● Required work:
Your task is to extract every line from the material below exactly.

Lines of data:
* * * * * * * * *

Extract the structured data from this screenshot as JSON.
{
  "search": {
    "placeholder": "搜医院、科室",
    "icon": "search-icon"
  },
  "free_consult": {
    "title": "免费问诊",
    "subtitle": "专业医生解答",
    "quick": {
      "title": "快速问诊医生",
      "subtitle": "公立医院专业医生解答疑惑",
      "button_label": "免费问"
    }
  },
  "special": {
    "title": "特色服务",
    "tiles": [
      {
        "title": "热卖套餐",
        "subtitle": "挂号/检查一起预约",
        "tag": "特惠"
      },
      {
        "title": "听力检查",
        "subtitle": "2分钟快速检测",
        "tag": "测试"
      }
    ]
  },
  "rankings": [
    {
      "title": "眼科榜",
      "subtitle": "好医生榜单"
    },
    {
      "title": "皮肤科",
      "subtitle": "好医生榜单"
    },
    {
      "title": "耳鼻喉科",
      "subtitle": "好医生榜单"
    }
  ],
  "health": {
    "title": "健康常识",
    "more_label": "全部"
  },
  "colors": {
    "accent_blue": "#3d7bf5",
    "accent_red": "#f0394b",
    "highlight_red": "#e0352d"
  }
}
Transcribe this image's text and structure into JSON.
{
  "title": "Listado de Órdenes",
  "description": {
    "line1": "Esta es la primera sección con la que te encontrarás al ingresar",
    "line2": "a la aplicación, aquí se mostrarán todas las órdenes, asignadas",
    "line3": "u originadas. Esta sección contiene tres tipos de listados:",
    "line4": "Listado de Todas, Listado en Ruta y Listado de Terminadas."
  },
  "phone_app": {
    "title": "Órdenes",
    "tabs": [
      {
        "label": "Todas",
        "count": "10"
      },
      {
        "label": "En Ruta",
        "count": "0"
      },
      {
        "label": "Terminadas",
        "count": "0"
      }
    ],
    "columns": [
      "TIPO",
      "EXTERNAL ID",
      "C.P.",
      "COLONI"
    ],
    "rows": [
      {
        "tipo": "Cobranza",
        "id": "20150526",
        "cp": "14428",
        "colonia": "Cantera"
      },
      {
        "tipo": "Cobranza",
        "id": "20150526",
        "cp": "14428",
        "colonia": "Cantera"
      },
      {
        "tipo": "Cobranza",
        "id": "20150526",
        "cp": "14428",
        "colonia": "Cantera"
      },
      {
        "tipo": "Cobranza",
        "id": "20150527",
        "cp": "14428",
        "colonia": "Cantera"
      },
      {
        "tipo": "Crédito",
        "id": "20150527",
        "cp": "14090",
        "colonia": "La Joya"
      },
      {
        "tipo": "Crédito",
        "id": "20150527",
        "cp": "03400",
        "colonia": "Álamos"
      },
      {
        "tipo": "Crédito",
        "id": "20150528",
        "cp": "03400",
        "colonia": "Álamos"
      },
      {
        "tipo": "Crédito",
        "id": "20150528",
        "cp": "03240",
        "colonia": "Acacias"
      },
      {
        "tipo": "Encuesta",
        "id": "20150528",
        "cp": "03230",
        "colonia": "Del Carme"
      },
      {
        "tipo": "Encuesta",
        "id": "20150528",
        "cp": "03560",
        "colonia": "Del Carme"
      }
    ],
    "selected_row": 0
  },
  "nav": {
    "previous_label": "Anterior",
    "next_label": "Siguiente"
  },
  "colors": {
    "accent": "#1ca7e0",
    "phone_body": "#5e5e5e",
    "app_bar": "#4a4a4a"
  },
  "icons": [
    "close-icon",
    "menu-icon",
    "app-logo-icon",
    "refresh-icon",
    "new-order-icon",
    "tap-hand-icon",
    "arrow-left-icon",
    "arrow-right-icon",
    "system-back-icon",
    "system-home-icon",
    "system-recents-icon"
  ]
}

* * * * * * * * *

● Reply to the exercise:
Extract the structured data from this screenshot as JSON.
{
  "search": {
    "placeholder": "搜医院、科室",
    "icon": "search-icon"
  },
  "free_consult": {
    "title": "免费问诊",
    "subtitle": "专业医生解答",
    "quick": {
      "title": "快速问诊医生",
      "subtitle": "公立医院专业医生解答疑惑",
      "button_label": "免费问"
    }
  },
  "special": {
    "title": "特色服务",
    "tiles": [
      {
        "title": "热卖套餐",
        "subtitle": "挂号/检查一起预约",
        "tag": "特惠"
      },
      {
        "title": "听力检查",
        "subtitle": "2分钟快速检测",
        "tag": "测试"
      }
    ]
  },
  "rankings": [
    {
      "title": "眼科榜",
      "subtitle": "好医生榜单"
    },
    {
      "title": "皮肤科",
      "subtitle": "好医生榜单"
    },
    {
      "title": "耳鼻喉科",
      "subtitle": "好医生榜单"
    }
  ],
  "health": {
    "title": "健康常识",
    "more_label": "全部"
  },
  "colors": {
    "accent_blue": "#3d7bf5",
    "accent_red": "#f0394b",
    "highlight_red": "#e0352d"
  }
}
Transcribe this image's text and structure into JSON.
{
  "title": "Listado de Órdenes",
  "description": {
    "line1": "Esta es la primera sección con la que te encontrarás al ingresar",
    "line2": "a la aplicación, aquí se mostrarán todas las órdenes, asignadas",
    "line3": "u originadas. Esta sección contiene tres tipos de listados:",
    "line4": "Listado de Todas, Listado en Ruta y Listado de Terminadas."
  },
  "phone_app": {
    "title": "Órdenes",
    "tabs": [
      {
        "label": "Todas",
        "count": "10"
      },
      {
        "label": "En Ruta",
        "count": "0"
      },
      {
        "label": "Terminadas",
        "count": "0"
      }
    ],
    "columns": [
      "TIPO",
      "EXTERNAL ID",
      "C.P.",
      "COLONI"
    ],
    "rows": [
      {
        "tipo": "Cobranza",
        "id": "20150526",
        "cp": "14428",
        "colonia": "Cantera"
      },
      {
        "tipo": "Cobranza",
        "id": "20150526",
        "cp": "14428",
        "colonia": "Cantera"
      },
      {
        "tipo": "Cobranza",
        "id": "20150526",
        "cp": "14428",
        "colonia": "Cantera"
      },
      {
        "tipo": "Cobranza",
        "id": "20150527",
        "cp": "14428",
        "colonia": "Cantera"
      },
      {
        "tipo": "Crédito",
        "id": "20150527",
        "cp": "14090",
        "colonia": "La Joya"
      },
      {
        "tipo": "Crédito",
        "id": "20150527",
        "cp": "03400",
        "colonia": "Álamos"
      },
      {
        "tipo": "Crédito",
        "id": "20150528",
        "cp": "03400",
        "colonia": "Álamos"
      },
      {
        "tipo": "Crédito",
        "id": "20150528",
        "cp": "03240",
        "colonia": "Acacias"
      },
      {
        "tipo": "Encuesta",
        "id": "20150528",
        "cp": "03230",
        "colonia": "Del Carme"
      },
      {
        "tipo": "Encuesta",
        "id": "20150528",
        "cp": "03560",
        "colonia": "Del Carme"
      }
    ],
    "selected_row": 0
  },
  "nav": {
    "previous_label": "Anterior",
    "next_label": "Siguiente"
  },
  "colors": {
    "accent": "#1ca7e0",
    "phone_body": "#5e5e5e",
    "app_bar": "#4a4a4a"
  },
  "icons": [
    "close-icon",
    "menu-icon",
    "app-logo-icon",
    "refresh-icon",
    "new-order-icon",
    "tap-hand-icon",
    "arrow-left-icon",
    "arrow-right-icon",
    "system-back-icon",
    "system-home-icon",
    "system-recents-icon"
  ]
}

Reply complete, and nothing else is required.